● **TEXTE SOURCE**
%%

Intimité : le mot est fréquemment prononcé par Rousseau pour évoquer le bonheur du quotidien avec une femme aimée, Madame de Warens à la fin des années 1730, puis plus tard Thérèse, devenue son épouse. Une intimité dont Rousseau dit qu’au fond, elle ne saurait être décrite. Tenter de décrire serait peut-être même ennuyeux, succession de petits gestes, de promenades, de goûters, de rituels apparemment sans surprise, délicieux dans leur répétition même.
Conceptuellement, Rousseau construit la notion d’intimité, si l’on peut dire, contre la société qui aliène : contre la société qui empêche d’être soi-même et attise l’envie de dominer et le goût des inégalités. L’intimité, c’est peut-être le seul espace-temps où quelque chose d’un ancien "état de nature" pourrait revenir, la douceur du rapport à son prochain, sans rivalité.
Ce qui soulève beaucoup de questions, malgré tout. Rousseau n’étouffe-t-il pas dans l’idéal d’une fusion parfaite tout ce qui demeure constitutif de l’altérité, en amour aussi, la possibilité du désaccord voire du conflit ? Mais encore, n’est-il pas tiraillé, souvent, entre, d’un côté, l’envie de dire que l’intimité véritable est toute simple et permet de tout dire et de tout faire sans honte, rien finalement n’exigeant pudeur (le mot "pudor" en latin signifiant "honte"), et de l’autre côté, le souci de rappeler que dans l’intimité il demeure, malgré tout, du caché à préserver, des jardins secrets, beaucoup de pudeur, sans quoi il n’y aurait que débauche décevante ? Difficile Rousseau, torturé par ses idéaux mêmes.
La dialectique rousseauiste : entre le souci de la transparence et la nécessité de préserver l'intimité
L'historien de la littérature suisse Jean Starobinski (1920-2019) a publié en 1971 : Jean-Jacques Rousseau, la transparence et l’obstacle. Christophe Martin revient sur le succès de la formulation de Starobinski, l’idéal de la transparence” chez Rousseau, "succès qui a fortement mis l'accent sur le rêve de transparence, qui existe indiscutablement, mais qui a aussi un impératif d'intimité. La transparence n'a pas lieu devant n'importe qui."

%%

● **ÉNONCÉ 1**
D'après le texte sur Rousseau et l'intimité, en quelle année Jean Starobinski a-t-il publié « Jean-Jacques Rousseau, la transparence et l'obstacle » ?
● **ÉNONCÉ 2**
Rédigez la suite du texte sur Rousseau et l'intimité, à partir de l'endroit où il s'arrête.

● **DONNÉES EXTRAITES**
%%

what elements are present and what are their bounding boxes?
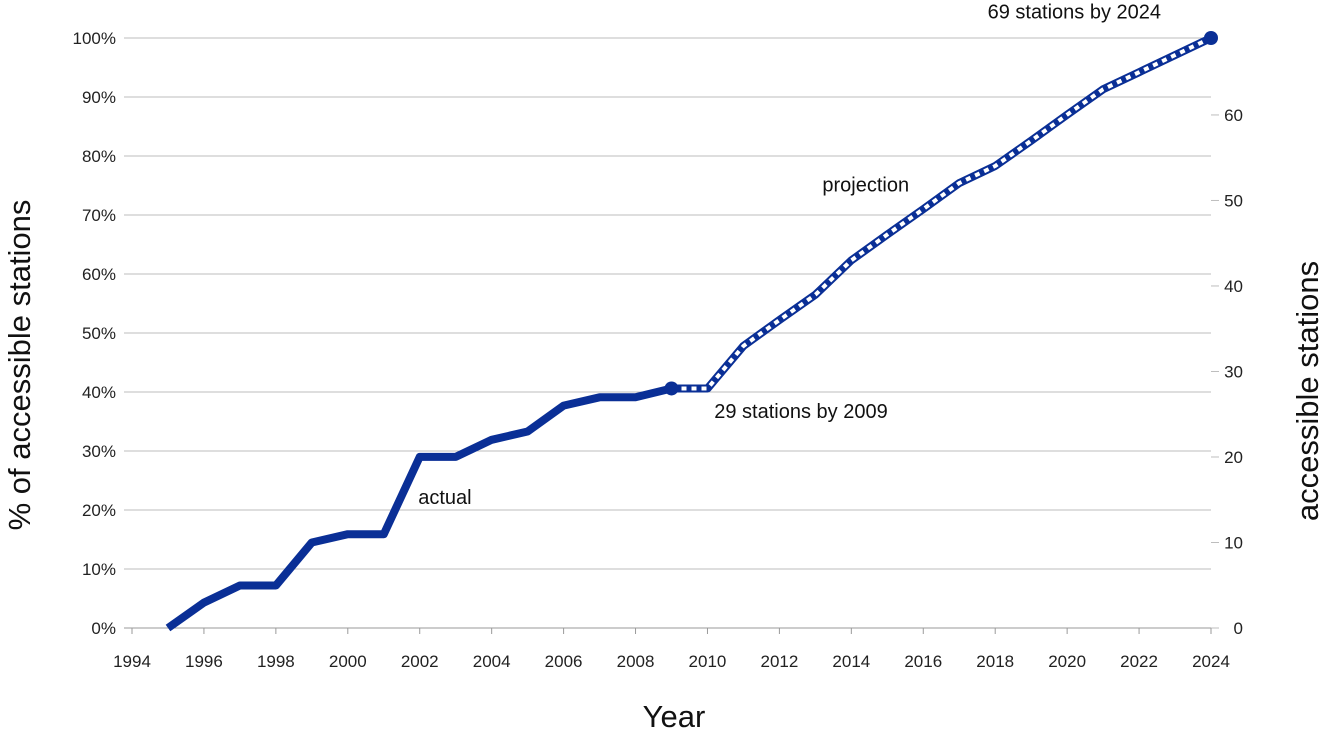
x-tick-label: 2014 <box>832 652 870 671</box>
y-tick-label: 70% <box>82 206 116 225</box>
x-tick-label: 2018 <box>976 652 1014 671</box>
x-tick-label: 2016 <box>904 652 942 671</box>
x-tick-label: 1998 <box>257 652 295 671</box>
y2-tick-label: 10 <box>1224 533 1243 552</box>
y2-tick-label: 20 <box>1224 448 1243 467</box>
y-tick-label: 10% <box>82 560 116 579</box>
y-tick-label: 60% <box>82 265 116 284</box>
y2-axis-title: accessible stations <box>1290 261 1321 521</box>
x-tick-label: 2020 <box>1048 652 1086 671</box>
y-tick-label: 80% <box>82 147 116 166</box>
y-tick-label: 100% <box>73 29 116 48</box>
data-point-marker <box>664 381 679 396</box>
series-line-projection <box>671 34 1213 393</box>
marker-layer <box>664 31 1218 396</box>
axis-layer: 0% 10% 20% 30% 40% 50% 60% 70% 80% 90% 100% 0 10 20 30… <box>73 29 1243 671</box>
annotation-label: actual <box>418 487 471 509</box>
y-tick-label: 50% <box>82 324 116 343</box>
y2-tick-label: 50 <box>1224 191 1243 210</box>
y-tick-label: 0% <box>91 619 116 638</box>
annotation-label: 69 stations by 2024 <box>988 2 1161 24</box>
y2-tick-label: 40 <box>1224 277 1243 296</box>
annotation-label: 29 stations by 2009 <box>714 401 887 423</box>
y2-tick-label: 30 <box>1224 362 1243 381</box>
x-tick-label: 1994 <box>113 652 151 671</box>
x-tick-label: 2004 <box>473 652 511 671</box>
y-tick-label: 30% <box>82 442 116 461</box>
x-tick-label: 2012 <box>760 652 798 671</box>
y2-tick-label: 0 <box>1234 619 1243 638</box>
x-tick-label: 2002 <box>401 652 439 671</box>
series-line-actual <box>165 384 673 632</box>
x-tick-label: 2022 <box>1120 652 1158 671</box>
x-tick-label: 2010 <box>689 652 727 671</box>
y-tick-label: 90% <box>82 88 116 107</box>
annotation-label: projection <box>822 174 909 196</box>
series-layer <box>165 34 1213 632</box>
y-axis-title: % of accessible stations <box>2 200 37 531</box>
series-line-projection-dash <box>671 36 1212 391</box>
x-tick-label: 2008 <box>617 652 655 671</box>
y2-tick-label: 60 <box>1224 106 1243 125</box>
x-tick-label: 1996 <box>185 652 223 671</box>
y-tick-label: 40% <box>82 383 116 402</box>
data-point-marker <box>1204 31 1218 45</box>
x-axis-title: Year <box>643 699 706 732</box>
x-tick-label: 2000 <box>329 652 367 671</box>
x-tick-label: 2024 <box>1192 652 1230 671</box>
x-tick-label: 2006 <box>545 652 583 671</box>
y-tick-label: 20% <box>82 501 116 520</box>
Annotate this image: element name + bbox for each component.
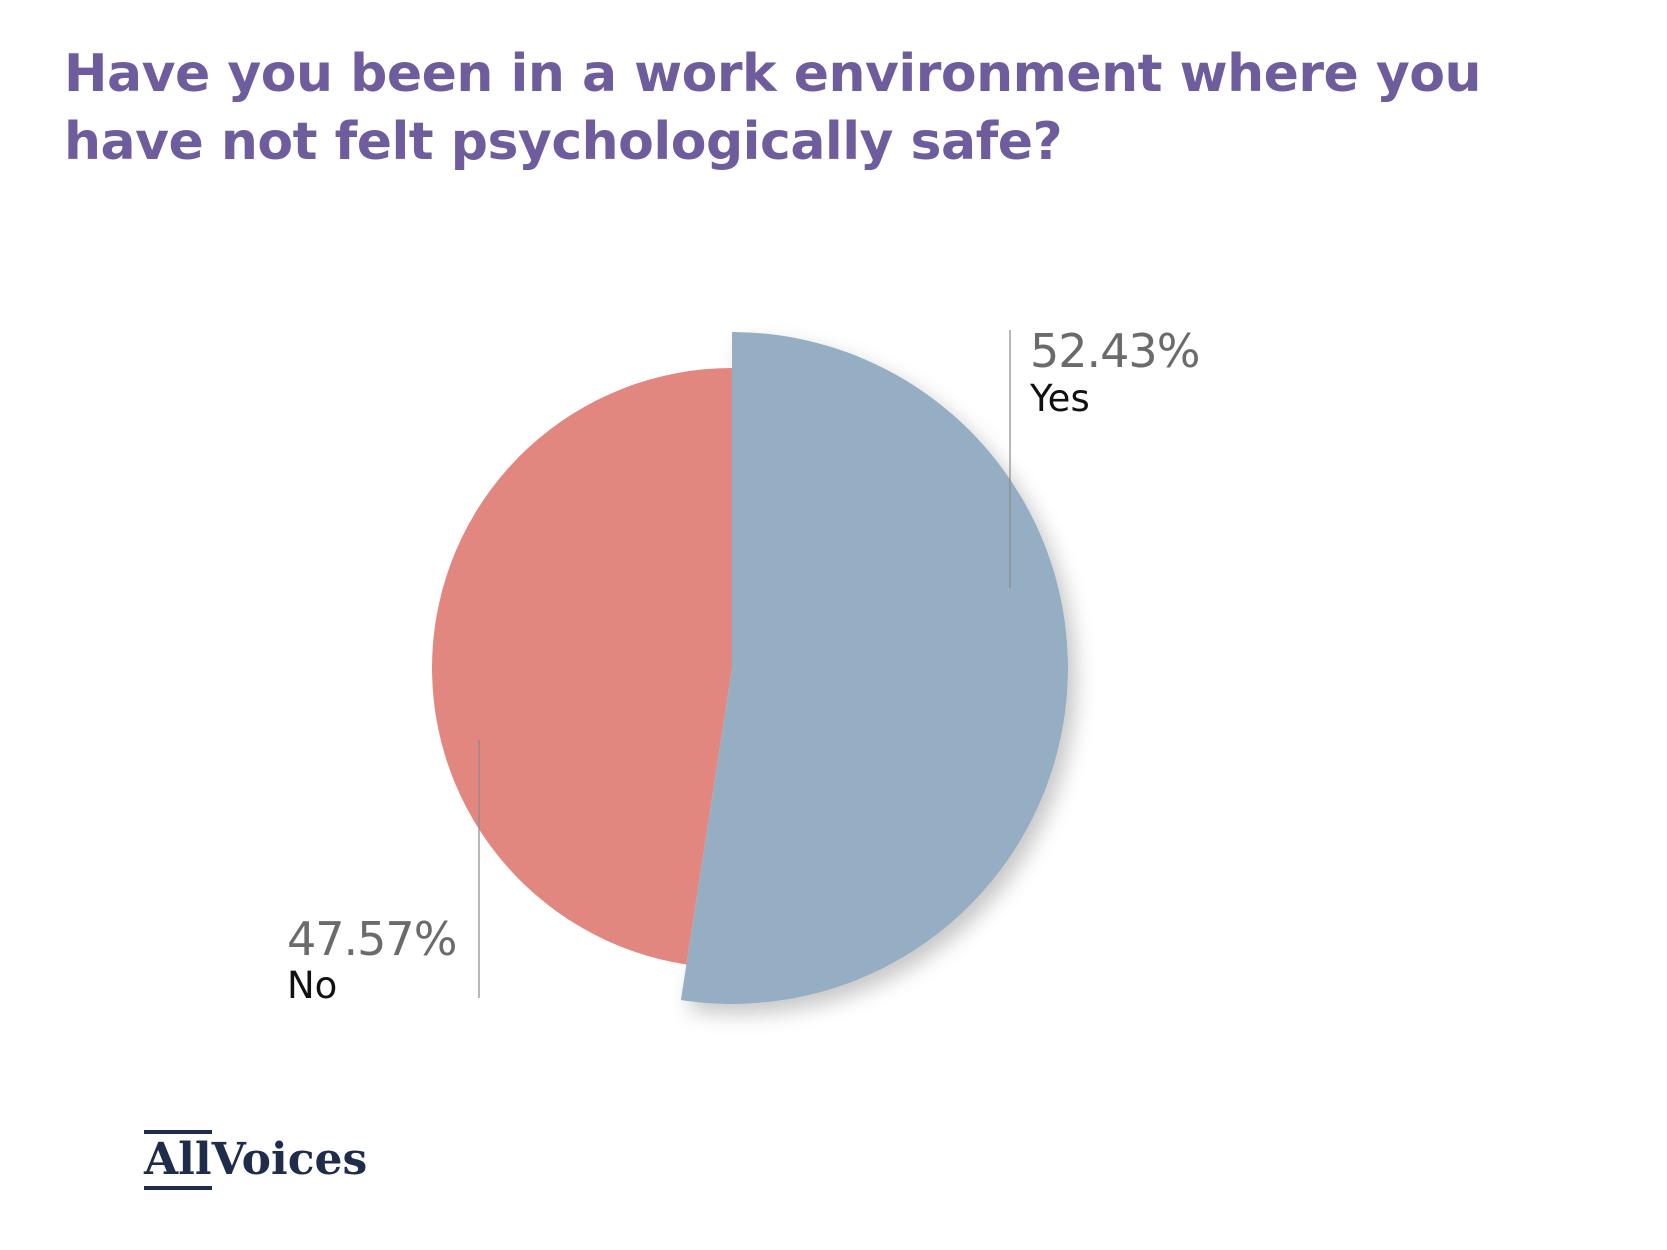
- value-label-yes: 52.43%: [1030, 324, 1199, 378]
- allvoices-logo: AllVoices: [144, 1130, 367, 1200]
- chart-title: Have you been in a work environment wher…: [64, 44, 1482, 172]
- pie-slices: [431, 332, 1068, 1004]
- pie-labels: 52.43%Yes 47.57%No: [287, 324, 1200, 1007]
- category-label-no: No: [287, 964, 337, 1007]
- category-label-yes: Yes: [1029, 377, 1090, 420]
- logo-text-all: All: [144, 1130, 212, 1190]
- pie-slice-no: [431, 368, 732, 965]
- logo-text-voices: Voices: [211, 1134, 368, 1185]
- value-label-no: 47.57%: [287, 912, 456, 966]
- pie-slice-yes: [680, 332, 1068, 1004]
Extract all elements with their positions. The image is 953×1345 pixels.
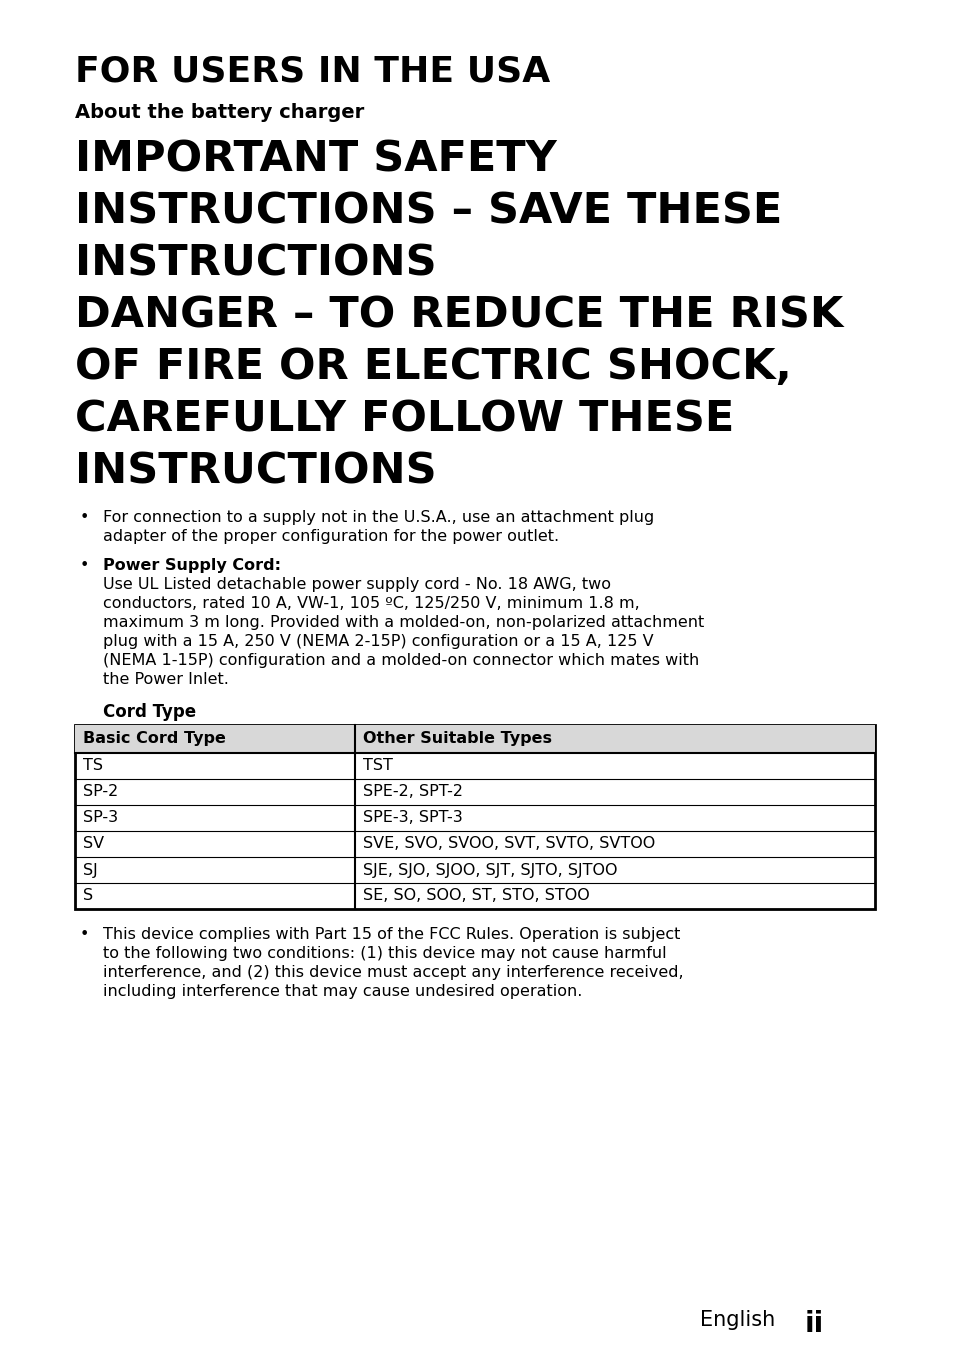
Text: including interference that may cause undesired operation.: including interference that may cause un… bbox=[103, 985, 581, 999]
Text: interference, and (2) this device must accept any interference received,: interference, and (2) this device must a… bbox=[103, 964, 683, 981]
Text: S: S bbox=[83, 889, 93, 904]
Text: SVE, SVO, SVOO, SVT, SVTO, SVTOO: SVE, SVO, SVOO, SVT, SVTO, SVTOO bbox=[363, 837, 655, 851]
Text: INSTRUCTIONS: INSTRUCTIONS bbox=[75, 451, 436, 492]
Text: plug with a 15 A, 250 V (NEMA 2-15P) configuration or a 15 A, 125 V: plug with a 15 A, 250 V (NEMA 2-15P) con… bbox=[103, 633, 653, 650]
Text: Power Supply Cord:: Power Supply Cord: bbox=[103, 558, 281, 573]
Text: SPE-3, SPT-3: SPE-3, SPT-3 bbox=[363, 811, 462, 826]
Text: •: • bbox=[80, 510, 90, 525]
Text: to the following two conditions: (1) this device may not cause harmful: to the following two conditions: (1) thi… bbox=[103, 946, 666, 960]
Text: •: • bbox=[80, 558, 90, 573]
Text: SP-3: SP-3 bbox=[83, 811, 118, 826]
Text: Basic Cord Type: Basic Cord Type bbox=[83, 732, 226, 746]
Text: FOR USERS IN THE USA: FOR USERS IN THE USA bbox=[75, 55, 550, 89]
Text: English: English bbox=[700, 1310, 775, 1330]
Text: (NEMA 1-15P) configuration and a molded-on connector which mates with: (NEMA 1-15P) configuration and a molded-… bbox=[103, 654, 699, 668]
Text: TS: TS bbox=[83, 759, 103, 773]
Text: maximum 3 m long. Provided with a molded-on, non-polarized attachment: maximum 3 m long. Provided with a molded… bbox=[103, 615, 703, 629]
Text: the Power Inlet.: the Power Inlet. bbox=[103, 672, 229, 687]
Text: SJ: SJ bbox=[83, 862, 97, 877]
Text: CAREFULLY FOLLOW THESE: CAREFULLY FOLLOW THESE bbox=[75, 398, 734, 440]
Text: For connection to a supply not in the U.S.A., use an attachment plug: For connection to a supply not in the U.… bbox=[103, 510, 654, 525]
Text: DANGER – TO REDUCE THE RISK: DANGER – TO REDUCE THE RISK bbox=[75, 295, 842, 336]
Text: SPE-2, SPT-2: SPE-2, SPT-2 bbox=[363, 784, 462, 799]
Text: Cord Type: Cord Type bbox=[103, 703, 196, 721]
Text: conductors, rated 10 A, VW-1, 105 ºC, 125/250 V, minimum 1.8 m,: conductors, rated 10 A, VW-1, 105 ºC, 12… bbox=[103, 596, 639, 611]
Text: SV: SV bbox=[83, 837, 104, 851]
Bar bbox=[75, 725, 874, 909]
Text: ii: ii bbox=[804, 1310, 823, 1338]
Text: Use UL Listed detachable power supply cord - No. 18 AWG, two: Use UL Listed detachable power supply co… bbox=[103, 577, 610, 592]
Text: OF FIRE OR ELECTRIC SHOCK,: OF FIRE OR ELECTRIC SHOCK, bbox=[75, 346, 791, 387]
Text: This device complies with Part 15 of the FCC Rules. Operation is subject: This device complies with Part 15 of the… bbox=[103, 927, 679, 941]
Text: SP-2: SP-2 bbox=[83, 784, 118, 799]
Text: IMPORTANT SAFETY: IMPORTANT SAFETY bbox=[75, 139, 557, 180]
Text: About the battery charger: About the battery charger bbox=[75, 104, 364, 122]
Text: •: • bbox=[80, 927, 90, 941]
Text: TST: TST bbox=[363, 759, 393, 773]
Text: SJE, SJO, SJOO, SJT, SJTO, SJTOO: SJE, SJO, SJOO, SJT, SJTO, SJTOO bbox=[363, 862, 617, 877]
Text: INSTRUCTIONS: INSTRUCTIONS bbox=[75, 242, 436, 284]
Bar bbox=[75, 725, 874, 753]
Text: SE, SO, SOO, ST, STO, STOO: SE, SO, SOO, ST, STO, STOO bbox=[363, 889, 589, 904]
Text: INSTRUCTIONS – SAVE THESE: INSTRUCTIONS – SAVE THESE bbox=[75, 190, 781, 231]
Text: adapter of the proper configuration for the power outlet.: adapter of the proper configuration for … bbox=[103, 529, 558, 543]
Text: Other Suitable Types: Other Suitable Types bbox=[363, 732, 552, 746]
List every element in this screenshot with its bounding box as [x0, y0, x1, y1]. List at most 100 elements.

%%

● **RÉPONSE 1**
En 1971.

● **RÉPONSE 2**
Rousseau, auteur des Confessions, a parfois été taxé "d'exhibitionniste qui dévoile tout sans aucune pudeur", rappelle Christophe Martin. Mais, ajoute-t-il, "dire cela, ce serait complètement manqué l'extraordinaire dialectique qui existe chez Rousseau entre le souci de la transparence et la nécessité de préserver l'intimité. Tout dire, mais en même temps, dire à moitié, laisser entendre."
L'intimité amoureuse permet de développer ses facultés
Rousseau forge le concept de "perfectibilité" dans son Discours sur l’origine et les fondements de l’inégalité parmi les hommes (1755). Quentin Biasiolo explique qu'elle correspond à "la faculté que nous avons de développer toutes nos facultés, d'exercer tous nos talents."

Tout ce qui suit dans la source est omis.